▶ [Your task]
Pull out every line of the records that contains the string "minimize".

▶ [Stored data]
○ ○ ○ ○ ○

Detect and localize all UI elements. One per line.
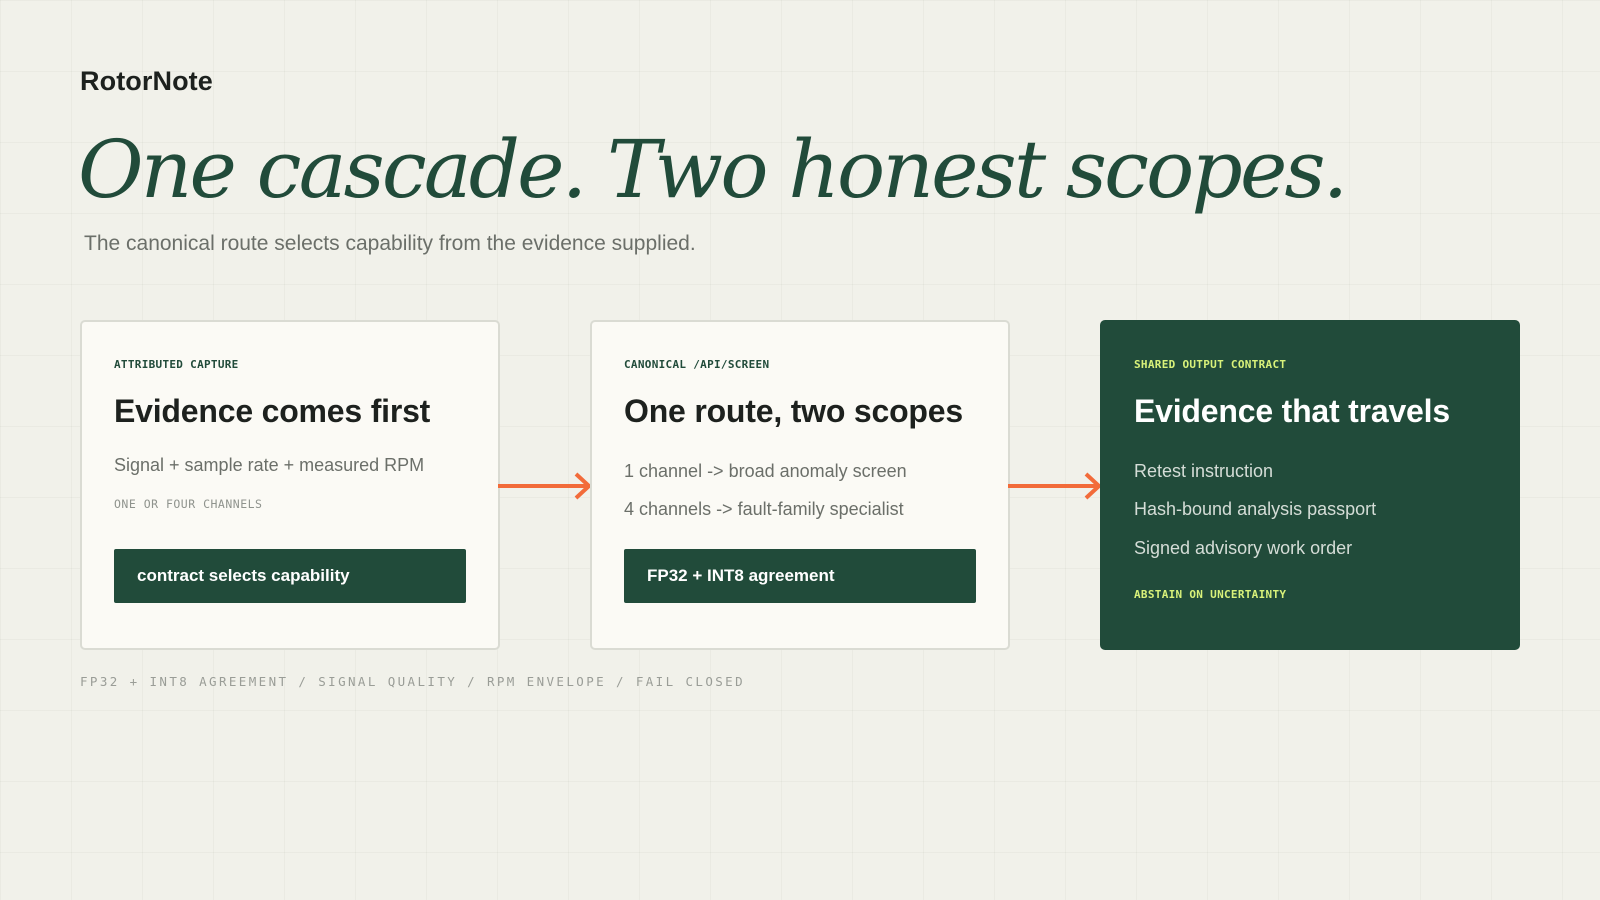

○ ○ ○ ○ ○

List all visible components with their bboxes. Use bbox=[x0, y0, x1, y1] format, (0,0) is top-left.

○ ○ ○ ○ ○

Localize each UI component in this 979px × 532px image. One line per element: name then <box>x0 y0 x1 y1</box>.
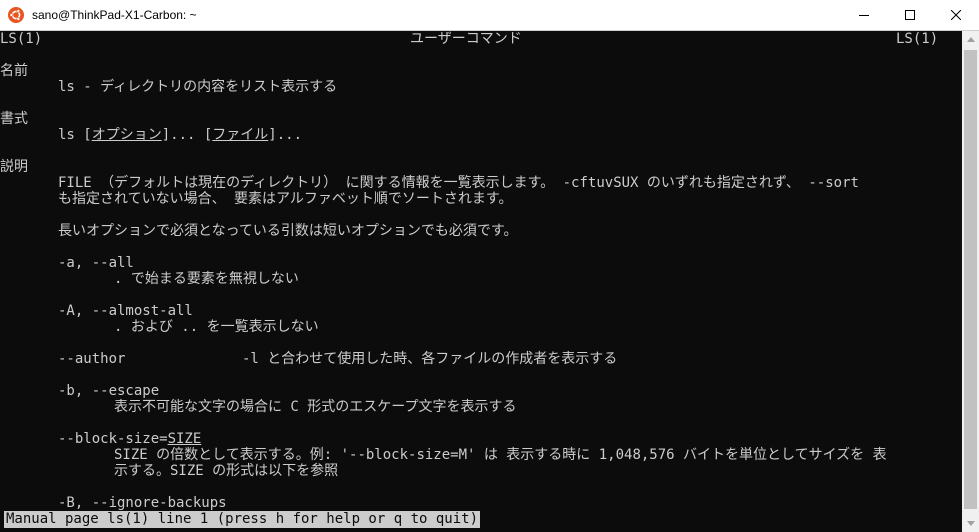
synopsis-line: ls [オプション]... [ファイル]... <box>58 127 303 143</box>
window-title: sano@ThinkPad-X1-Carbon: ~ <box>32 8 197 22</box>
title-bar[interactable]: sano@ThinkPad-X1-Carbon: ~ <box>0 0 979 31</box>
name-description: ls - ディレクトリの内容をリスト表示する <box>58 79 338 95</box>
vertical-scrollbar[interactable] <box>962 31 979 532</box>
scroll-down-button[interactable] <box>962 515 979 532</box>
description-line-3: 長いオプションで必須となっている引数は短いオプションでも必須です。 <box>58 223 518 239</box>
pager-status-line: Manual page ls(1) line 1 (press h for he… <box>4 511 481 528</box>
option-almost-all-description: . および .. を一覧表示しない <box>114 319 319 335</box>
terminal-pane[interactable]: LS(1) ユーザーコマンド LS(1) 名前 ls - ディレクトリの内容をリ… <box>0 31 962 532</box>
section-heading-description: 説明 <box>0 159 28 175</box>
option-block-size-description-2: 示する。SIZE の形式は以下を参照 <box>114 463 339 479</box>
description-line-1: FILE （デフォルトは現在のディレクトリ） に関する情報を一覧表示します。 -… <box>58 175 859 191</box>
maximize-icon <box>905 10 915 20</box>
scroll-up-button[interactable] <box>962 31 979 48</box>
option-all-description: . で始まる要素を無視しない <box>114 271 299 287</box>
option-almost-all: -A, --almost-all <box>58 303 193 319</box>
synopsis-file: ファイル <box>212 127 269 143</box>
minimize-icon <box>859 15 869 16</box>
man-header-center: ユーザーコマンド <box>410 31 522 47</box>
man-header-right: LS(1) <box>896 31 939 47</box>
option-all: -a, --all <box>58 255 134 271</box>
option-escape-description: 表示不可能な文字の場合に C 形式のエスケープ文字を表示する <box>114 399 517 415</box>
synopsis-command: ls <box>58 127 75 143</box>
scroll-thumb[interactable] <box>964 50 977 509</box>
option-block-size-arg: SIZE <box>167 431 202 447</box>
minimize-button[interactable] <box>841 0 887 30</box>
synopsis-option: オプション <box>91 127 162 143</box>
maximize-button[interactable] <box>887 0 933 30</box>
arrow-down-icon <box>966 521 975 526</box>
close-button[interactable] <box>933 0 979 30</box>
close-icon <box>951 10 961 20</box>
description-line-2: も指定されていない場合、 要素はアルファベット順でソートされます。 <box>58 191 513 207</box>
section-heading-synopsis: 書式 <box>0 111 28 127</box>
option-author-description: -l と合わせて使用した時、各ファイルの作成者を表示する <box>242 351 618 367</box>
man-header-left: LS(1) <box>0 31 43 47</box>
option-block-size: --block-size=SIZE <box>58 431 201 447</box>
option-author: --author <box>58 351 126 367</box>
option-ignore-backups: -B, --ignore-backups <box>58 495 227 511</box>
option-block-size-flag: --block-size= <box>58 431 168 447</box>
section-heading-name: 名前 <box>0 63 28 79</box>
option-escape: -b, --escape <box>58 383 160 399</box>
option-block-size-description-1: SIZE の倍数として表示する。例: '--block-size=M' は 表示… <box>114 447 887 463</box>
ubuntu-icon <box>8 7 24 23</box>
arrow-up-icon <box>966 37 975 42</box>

○ ○ ○ ○ ○

▶ [Solution to the problem]
minimize-icon <box>859 15 869 16</box>
minimize-button[interactable] <box>841 0 887 30</box>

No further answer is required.